##### Information given #####

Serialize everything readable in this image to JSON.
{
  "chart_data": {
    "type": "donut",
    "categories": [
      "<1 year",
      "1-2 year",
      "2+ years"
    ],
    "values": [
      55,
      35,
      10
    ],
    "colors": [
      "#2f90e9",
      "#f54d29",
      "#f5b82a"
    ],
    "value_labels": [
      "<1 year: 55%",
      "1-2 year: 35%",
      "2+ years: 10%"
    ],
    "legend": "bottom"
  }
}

#####

Task to carry out -
All of the entries above must be quoted exactly.

Reply -
Serialize everything readable in this image to JSON.
{
  "chart_data": {
    "type": "donut",
    "categories": [
      "<1 year",
      "1-2 year",
      "2+ years"
    ],
    "values": [
      55,
      35,
      10
    ],
    "colors": [
      "#2f90e9",
      "#f54d29",
      "#f5b82a"
    ],
    "value_labels": [
      "<1 year: 55%",
      "1-2 year: 35%",
      "2+ years: 10%"
    ],
    "legend": "bottom"
  }
}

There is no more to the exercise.